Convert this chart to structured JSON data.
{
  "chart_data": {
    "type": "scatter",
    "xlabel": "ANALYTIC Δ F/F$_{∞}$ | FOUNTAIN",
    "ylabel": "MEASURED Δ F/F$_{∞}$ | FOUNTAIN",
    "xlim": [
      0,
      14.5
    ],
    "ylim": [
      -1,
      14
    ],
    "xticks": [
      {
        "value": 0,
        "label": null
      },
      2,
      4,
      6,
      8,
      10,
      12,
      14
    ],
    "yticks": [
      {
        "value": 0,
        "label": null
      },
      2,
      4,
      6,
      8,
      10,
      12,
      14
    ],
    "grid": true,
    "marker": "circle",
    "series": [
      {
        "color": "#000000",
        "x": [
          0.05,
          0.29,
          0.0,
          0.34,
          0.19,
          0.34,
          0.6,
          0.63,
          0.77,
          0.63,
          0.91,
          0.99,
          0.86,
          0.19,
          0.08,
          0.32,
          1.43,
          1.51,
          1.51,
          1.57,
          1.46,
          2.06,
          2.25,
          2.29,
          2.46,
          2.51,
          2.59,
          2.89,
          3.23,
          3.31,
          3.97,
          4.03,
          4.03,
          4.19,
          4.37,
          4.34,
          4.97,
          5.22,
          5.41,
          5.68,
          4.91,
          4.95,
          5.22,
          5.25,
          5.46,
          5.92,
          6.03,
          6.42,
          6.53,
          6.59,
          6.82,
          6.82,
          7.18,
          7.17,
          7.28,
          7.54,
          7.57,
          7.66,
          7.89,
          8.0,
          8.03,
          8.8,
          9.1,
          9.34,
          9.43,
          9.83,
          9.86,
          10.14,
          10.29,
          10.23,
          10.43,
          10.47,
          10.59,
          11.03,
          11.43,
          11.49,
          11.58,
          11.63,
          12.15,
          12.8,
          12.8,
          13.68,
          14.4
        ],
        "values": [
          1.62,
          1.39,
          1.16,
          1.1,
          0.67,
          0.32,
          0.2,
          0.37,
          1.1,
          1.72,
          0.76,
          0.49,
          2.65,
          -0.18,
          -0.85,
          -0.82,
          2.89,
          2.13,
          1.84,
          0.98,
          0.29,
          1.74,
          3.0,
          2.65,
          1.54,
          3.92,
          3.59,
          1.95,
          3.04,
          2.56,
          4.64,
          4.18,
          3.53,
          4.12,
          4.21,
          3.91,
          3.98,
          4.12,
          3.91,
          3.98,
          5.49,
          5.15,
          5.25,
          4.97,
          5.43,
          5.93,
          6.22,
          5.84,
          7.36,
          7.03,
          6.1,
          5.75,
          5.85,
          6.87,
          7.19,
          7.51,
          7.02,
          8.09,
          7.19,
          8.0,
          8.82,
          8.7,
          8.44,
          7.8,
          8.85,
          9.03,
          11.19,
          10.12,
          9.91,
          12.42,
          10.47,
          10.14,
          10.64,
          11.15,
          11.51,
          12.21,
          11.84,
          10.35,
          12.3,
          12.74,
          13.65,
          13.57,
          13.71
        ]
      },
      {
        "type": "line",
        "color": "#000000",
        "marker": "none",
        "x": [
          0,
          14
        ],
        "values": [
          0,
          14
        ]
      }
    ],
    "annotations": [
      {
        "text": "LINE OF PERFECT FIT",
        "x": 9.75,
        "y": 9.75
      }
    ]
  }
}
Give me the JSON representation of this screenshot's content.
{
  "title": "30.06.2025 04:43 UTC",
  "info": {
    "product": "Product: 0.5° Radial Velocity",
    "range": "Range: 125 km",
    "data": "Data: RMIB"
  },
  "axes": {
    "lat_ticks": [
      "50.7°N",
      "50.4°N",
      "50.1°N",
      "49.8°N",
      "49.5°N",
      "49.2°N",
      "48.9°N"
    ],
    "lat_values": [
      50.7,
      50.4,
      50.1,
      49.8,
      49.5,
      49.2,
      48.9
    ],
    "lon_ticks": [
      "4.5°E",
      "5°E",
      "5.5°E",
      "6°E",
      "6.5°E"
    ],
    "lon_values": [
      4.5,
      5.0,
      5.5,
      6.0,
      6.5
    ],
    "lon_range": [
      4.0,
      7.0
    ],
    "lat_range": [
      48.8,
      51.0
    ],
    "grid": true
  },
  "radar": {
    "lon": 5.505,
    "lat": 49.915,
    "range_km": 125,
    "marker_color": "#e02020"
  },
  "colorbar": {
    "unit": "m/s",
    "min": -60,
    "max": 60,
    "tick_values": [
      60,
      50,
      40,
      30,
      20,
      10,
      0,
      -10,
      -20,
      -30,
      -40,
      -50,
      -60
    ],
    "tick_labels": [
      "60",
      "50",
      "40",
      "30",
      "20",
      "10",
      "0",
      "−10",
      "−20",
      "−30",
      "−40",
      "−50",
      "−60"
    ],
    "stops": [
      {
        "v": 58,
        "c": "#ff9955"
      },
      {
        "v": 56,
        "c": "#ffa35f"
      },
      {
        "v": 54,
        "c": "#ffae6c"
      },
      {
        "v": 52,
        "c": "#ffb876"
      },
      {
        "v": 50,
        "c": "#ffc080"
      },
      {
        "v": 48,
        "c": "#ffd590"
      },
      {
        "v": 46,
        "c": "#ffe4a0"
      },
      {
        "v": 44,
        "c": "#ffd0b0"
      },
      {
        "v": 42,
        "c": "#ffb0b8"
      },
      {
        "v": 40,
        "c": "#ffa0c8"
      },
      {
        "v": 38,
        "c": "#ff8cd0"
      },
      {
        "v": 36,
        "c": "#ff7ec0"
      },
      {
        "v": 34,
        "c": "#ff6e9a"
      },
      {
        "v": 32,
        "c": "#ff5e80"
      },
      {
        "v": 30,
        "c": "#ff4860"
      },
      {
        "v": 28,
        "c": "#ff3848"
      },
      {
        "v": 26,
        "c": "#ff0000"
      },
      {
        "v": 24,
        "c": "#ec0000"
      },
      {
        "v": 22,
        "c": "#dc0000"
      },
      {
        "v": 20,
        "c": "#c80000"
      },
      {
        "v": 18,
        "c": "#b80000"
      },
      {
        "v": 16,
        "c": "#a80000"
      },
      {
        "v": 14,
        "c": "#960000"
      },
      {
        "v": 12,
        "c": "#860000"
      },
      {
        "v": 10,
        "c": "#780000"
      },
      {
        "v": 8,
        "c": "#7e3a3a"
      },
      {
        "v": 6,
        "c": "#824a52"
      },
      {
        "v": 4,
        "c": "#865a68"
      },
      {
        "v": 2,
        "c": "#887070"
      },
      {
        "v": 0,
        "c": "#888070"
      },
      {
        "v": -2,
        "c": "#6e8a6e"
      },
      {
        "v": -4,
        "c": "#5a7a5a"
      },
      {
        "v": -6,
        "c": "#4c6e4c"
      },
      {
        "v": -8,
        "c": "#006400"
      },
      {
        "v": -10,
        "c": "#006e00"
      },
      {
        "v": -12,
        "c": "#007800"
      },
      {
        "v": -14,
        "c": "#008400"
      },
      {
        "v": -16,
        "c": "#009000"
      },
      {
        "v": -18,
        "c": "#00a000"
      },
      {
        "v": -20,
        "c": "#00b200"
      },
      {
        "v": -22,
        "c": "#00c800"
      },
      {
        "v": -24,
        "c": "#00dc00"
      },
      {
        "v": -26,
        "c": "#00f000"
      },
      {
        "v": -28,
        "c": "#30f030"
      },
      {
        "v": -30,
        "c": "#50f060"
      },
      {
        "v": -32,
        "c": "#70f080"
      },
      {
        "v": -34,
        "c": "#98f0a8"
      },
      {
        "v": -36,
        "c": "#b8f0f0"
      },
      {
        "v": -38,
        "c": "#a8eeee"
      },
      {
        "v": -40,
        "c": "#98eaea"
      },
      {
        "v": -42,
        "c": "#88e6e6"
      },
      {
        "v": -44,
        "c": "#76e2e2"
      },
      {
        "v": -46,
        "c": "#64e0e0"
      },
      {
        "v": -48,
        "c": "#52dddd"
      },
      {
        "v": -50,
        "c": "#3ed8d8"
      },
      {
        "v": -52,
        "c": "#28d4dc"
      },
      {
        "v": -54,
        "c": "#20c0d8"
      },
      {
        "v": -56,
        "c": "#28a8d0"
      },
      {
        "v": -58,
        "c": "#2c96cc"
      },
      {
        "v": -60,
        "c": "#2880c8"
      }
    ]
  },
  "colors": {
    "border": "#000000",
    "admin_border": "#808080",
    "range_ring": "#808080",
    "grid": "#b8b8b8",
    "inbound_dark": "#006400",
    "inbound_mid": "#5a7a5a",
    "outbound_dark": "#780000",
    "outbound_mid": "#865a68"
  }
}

.....

What needs to be done
Set out every line from the material that contains the string "JSON".

Task result
Convert this chart to structured JSON data.
Give me the JSON representation of this screenshot's content.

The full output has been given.